─── Exercise inputs
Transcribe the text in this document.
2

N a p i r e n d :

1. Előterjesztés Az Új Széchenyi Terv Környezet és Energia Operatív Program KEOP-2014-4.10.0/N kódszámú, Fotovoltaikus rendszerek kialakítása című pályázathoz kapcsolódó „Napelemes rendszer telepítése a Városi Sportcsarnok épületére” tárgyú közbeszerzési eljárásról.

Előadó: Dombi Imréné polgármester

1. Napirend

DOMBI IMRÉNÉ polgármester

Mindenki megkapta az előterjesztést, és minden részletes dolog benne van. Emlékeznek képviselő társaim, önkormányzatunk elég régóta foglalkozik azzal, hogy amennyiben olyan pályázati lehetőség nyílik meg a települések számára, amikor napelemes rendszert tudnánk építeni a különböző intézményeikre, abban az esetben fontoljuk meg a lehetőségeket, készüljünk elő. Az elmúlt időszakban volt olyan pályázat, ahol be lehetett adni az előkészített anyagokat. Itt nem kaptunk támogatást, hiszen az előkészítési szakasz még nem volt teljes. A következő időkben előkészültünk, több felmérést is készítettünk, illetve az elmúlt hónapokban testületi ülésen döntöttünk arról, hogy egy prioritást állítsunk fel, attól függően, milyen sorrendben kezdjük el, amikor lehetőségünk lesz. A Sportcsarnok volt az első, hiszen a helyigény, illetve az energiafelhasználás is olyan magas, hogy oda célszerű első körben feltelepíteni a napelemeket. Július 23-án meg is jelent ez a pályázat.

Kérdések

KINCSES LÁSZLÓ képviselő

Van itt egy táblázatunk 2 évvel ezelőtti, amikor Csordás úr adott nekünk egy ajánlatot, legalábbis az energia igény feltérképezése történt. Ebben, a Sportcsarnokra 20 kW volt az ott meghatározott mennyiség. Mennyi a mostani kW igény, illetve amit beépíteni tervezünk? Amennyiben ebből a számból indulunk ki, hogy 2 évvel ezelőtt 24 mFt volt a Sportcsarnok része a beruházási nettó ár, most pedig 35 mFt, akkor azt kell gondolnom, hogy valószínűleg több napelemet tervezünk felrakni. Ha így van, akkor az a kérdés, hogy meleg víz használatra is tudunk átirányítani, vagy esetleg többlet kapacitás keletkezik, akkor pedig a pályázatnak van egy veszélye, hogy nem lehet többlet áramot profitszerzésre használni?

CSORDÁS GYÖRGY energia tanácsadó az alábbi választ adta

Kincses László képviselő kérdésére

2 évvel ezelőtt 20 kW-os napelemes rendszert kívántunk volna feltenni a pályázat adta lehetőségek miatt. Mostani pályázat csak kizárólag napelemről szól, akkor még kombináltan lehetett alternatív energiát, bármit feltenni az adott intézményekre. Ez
──────
— Task requirements —
Transcribe the material exactly as it reads.

— Written solution —
Transcribe the text in this document.
2

N a p i r e n d :

1. Előterjesztés Az Új Széchenyi Terv Környezet és Energia Operatív Program KEOP-2014-4.10.0/N kódszámú, Fotovoltaikus rendszerek kialakítása című pályázathoz kapcsolódó „Napelemes rendszer telepítése a Városi Sportcsarnok épületére” tárgyú közbeszerzési eljárásról.

Előadó: Dombi Imréné polgármester

1. Napirend

DOMBI IMRÉNÉ polgármester

Mindenki megkapta az előterjesztést, és minden részletes dolog benne van. Emlékeznek képviselő társaim, önkormányzatunk elég régóta foglalkozik azzal, hogy amennyiben olyan pályázati lehetőség nyílik meg a települések számára, amikor napelemes rendszert tudnánk építeni a különböző intézményeikre, abban az esetben fontoljuk meg a lehetőségeket, készüljünk elő. Az elmúlt időszakban volt olyan pályázat, ahol be lehetett adni az előkészített anyagokat. Itt nem kaptunk támogatást, hiszen az előkészítési szakasz még nem volt teljes. A következő időkben előkészültünk, több felmérést is készítettünk, illetve az elmúlt hónapokban testületi ülésen döntöttünk arról, hogy egy prioritást állítsunk fel, attól függően, milyen sorrendben kezdjük el, amikor lehetőségünk lesz. A Sportcsarnok volt az első, hiszen a helyigény, illetve az energiafelhasználás is olyan magas, hogy oda célszerű első körben feltelepíteni a napelemeket. Július 23-án meg is jelent ez a pályázat.

Kérdések

KINCSES LÁSZLÓ képviselő

Van itt egy táblázatunk 2 évvel ezelőtti, amikor Csordás úr adott nekünk egy ajánlatot, legalábbis az energia igény feltérképezése történt. Ebben, a Sportcsarnokra 20 kW volt az ott meghatározott mennyiség. Mennyi a mostani kW igény, illetve amit beépíteni tervezünk? Amennyiben ebből a számból indulunk ki, hogy 2 évvel ezelőtt 24 mFt volt a Sportcsarnok része a beruházási nettó ár, most pedig 35 mFt, akkor azt kell gondolnom, hogy valószínűleg több napelemet tervezünk felrakni. Ha így van, akkor az a kérdés, hogy meleg víz használatra is tudunk átirányítani, vagy esetleg többlet kapacitás keletkezik, akkor pedig a pályázatnak van egy veszélye, hogy nem lehet többlet áramot profitszerzésre használni?

CSORDÁS GYÖRGY energia tanácsadó az alábbi választ adta

Kincses László képviselő kérdésére

2 évvel ezelőtt 20 kW-os napelemes rendszert kívántunk volna feltenni a pályázat adta lehetőségek miatt. Mostani pályázat csak kizárólag napelemről szól, akkor még kombináltan lehetett alternatív energiát, bármit feltenni az adott intézményekre. Ez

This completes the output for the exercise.